-- PROBLEM TO SOLVE --
Locate the word "actus" in the material, then show every line that holds it.

-- RECORDS FOR THIS EXERCISE --
--- Begin ---

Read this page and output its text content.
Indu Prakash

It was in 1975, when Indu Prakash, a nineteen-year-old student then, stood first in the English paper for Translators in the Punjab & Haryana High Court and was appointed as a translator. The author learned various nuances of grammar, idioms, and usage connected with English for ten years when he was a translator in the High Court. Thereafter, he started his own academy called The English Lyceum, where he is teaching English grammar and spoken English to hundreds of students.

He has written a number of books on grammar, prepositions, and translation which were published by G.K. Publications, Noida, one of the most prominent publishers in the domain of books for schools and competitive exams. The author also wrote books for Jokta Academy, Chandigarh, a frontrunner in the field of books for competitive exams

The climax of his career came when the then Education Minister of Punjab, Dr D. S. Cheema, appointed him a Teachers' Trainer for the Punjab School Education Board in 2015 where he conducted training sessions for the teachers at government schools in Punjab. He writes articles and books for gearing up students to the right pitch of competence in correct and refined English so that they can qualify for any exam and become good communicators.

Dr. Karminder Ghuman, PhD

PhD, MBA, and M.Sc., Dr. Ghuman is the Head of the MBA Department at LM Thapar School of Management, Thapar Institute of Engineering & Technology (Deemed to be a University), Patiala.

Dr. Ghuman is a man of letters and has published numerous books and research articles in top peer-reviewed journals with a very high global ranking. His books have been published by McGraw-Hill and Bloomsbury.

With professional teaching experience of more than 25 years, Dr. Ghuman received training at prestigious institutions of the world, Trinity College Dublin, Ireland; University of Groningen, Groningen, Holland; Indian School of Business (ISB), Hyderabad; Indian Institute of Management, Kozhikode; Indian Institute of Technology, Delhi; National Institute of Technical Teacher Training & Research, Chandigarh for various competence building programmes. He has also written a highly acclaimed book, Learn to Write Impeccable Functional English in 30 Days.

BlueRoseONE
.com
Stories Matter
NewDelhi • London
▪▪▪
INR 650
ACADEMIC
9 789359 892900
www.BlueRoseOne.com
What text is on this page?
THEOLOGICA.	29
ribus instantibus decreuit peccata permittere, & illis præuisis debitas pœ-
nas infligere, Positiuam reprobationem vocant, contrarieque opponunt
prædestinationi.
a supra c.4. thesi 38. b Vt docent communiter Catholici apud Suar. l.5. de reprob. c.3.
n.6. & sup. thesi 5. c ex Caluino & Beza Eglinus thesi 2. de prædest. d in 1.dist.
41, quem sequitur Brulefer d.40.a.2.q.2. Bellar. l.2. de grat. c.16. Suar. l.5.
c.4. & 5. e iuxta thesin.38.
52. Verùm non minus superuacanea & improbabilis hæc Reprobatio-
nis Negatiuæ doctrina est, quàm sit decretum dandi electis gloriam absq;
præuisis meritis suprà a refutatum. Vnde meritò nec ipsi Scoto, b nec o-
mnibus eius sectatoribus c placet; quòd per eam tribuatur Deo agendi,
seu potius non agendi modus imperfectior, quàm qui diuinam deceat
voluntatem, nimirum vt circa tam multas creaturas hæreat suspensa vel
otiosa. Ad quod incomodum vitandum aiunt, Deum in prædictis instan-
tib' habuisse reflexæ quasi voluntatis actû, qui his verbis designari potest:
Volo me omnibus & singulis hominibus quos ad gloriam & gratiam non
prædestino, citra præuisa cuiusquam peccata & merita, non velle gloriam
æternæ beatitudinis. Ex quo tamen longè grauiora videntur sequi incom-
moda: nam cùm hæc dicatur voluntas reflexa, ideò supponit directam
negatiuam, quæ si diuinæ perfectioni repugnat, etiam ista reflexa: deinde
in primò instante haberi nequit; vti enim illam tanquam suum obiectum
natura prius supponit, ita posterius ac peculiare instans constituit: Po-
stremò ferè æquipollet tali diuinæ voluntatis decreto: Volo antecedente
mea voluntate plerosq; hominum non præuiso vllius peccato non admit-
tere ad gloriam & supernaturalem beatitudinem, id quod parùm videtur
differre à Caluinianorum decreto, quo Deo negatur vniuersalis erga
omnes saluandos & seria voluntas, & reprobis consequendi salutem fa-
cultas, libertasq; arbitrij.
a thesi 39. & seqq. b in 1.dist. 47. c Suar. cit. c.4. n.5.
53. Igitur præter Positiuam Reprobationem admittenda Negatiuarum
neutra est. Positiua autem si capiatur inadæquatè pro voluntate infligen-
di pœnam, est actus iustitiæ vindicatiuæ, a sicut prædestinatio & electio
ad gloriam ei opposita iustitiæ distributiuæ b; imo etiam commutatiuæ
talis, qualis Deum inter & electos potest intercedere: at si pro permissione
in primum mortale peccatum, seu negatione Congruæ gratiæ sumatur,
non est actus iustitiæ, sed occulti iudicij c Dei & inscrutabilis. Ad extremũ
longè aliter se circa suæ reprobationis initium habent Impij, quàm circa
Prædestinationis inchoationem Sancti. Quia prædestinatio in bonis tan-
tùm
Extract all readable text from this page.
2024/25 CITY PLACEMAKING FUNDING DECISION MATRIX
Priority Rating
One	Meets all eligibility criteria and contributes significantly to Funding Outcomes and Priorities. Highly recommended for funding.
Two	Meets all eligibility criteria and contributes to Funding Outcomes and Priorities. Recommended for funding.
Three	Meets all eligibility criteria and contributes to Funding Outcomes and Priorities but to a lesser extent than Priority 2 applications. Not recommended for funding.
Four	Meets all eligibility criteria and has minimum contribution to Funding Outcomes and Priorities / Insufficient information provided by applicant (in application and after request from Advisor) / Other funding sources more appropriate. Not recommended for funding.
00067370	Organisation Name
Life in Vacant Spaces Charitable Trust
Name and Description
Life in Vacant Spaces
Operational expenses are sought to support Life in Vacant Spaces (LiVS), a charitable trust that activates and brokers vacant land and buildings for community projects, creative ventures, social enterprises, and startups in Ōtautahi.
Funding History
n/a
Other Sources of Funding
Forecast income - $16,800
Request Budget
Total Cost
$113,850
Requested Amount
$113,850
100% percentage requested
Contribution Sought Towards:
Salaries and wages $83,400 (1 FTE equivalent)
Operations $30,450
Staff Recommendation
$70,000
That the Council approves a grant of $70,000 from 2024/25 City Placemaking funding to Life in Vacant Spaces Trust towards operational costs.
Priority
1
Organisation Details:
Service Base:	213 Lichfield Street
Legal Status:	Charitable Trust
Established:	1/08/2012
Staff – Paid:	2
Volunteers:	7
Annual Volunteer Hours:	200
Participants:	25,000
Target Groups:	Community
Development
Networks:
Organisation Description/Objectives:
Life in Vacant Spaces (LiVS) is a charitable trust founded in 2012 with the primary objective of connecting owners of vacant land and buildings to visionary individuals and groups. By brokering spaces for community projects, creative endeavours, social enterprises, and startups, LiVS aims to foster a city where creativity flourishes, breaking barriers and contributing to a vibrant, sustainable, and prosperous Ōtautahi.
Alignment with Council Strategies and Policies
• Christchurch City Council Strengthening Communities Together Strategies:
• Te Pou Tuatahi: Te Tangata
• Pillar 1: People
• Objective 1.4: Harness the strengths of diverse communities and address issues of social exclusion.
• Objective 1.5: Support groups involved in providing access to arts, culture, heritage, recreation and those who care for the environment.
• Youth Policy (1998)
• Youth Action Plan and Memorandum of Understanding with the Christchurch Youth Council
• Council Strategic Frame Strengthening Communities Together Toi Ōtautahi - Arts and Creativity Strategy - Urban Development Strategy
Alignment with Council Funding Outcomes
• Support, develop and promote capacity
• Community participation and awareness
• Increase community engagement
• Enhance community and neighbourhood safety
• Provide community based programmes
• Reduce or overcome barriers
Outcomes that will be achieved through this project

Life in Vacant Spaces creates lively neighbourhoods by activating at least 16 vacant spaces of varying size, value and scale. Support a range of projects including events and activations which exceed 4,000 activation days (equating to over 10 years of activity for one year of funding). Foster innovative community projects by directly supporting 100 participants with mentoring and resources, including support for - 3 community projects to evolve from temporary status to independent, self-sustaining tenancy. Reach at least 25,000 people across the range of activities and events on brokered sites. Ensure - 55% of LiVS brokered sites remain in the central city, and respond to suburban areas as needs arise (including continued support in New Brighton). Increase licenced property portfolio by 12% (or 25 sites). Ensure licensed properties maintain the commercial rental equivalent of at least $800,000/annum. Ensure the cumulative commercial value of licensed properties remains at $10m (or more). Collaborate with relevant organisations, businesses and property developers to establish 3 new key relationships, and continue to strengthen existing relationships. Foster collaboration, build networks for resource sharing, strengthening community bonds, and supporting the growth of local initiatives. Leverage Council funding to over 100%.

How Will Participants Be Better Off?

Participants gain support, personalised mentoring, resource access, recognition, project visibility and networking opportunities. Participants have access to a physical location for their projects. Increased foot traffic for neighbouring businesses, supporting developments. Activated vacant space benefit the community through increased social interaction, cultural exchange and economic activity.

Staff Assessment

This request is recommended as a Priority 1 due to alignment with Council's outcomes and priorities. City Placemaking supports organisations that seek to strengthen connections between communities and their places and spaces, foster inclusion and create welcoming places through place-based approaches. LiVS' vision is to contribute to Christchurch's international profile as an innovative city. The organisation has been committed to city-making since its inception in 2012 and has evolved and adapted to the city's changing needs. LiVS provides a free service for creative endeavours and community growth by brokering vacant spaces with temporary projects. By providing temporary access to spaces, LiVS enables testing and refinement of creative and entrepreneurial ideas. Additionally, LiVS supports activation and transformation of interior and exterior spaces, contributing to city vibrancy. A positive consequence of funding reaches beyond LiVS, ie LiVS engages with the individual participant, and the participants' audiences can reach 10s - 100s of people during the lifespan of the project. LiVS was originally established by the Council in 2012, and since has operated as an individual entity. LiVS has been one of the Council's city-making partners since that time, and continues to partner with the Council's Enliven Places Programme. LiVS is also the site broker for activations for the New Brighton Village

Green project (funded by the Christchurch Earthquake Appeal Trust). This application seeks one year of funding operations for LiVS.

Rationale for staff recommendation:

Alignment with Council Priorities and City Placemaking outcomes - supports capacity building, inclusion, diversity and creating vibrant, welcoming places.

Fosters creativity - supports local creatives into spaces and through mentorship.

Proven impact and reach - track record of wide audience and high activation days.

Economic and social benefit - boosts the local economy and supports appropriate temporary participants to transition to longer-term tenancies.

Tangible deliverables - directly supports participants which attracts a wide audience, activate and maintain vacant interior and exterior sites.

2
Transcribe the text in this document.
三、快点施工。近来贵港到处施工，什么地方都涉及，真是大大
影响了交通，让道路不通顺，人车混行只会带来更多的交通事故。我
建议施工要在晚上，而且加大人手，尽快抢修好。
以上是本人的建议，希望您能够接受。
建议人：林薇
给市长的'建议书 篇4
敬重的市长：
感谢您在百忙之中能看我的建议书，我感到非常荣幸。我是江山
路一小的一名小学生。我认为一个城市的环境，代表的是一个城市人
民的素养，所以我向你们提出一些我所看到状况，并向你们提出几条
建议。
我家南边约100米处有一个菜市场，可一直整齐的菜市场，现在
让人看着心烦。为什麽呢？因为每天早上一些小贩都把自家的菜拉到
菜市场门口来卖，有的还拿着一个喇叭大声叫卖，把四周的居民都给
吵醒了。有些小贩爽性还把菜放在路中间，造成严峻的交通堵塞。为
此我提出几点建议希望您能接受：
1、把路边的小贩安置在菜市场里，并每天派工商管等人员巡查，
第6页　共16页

--- End ---

-- REPLY TO THE EXERCISE --
di pœnam, est actus iustitiæ vindicatiuæ, a sicut prædestinatio & electio
non est actus iustitiæ, sed occulti iudicij c Dei & inscrutabilis. Ad extremũ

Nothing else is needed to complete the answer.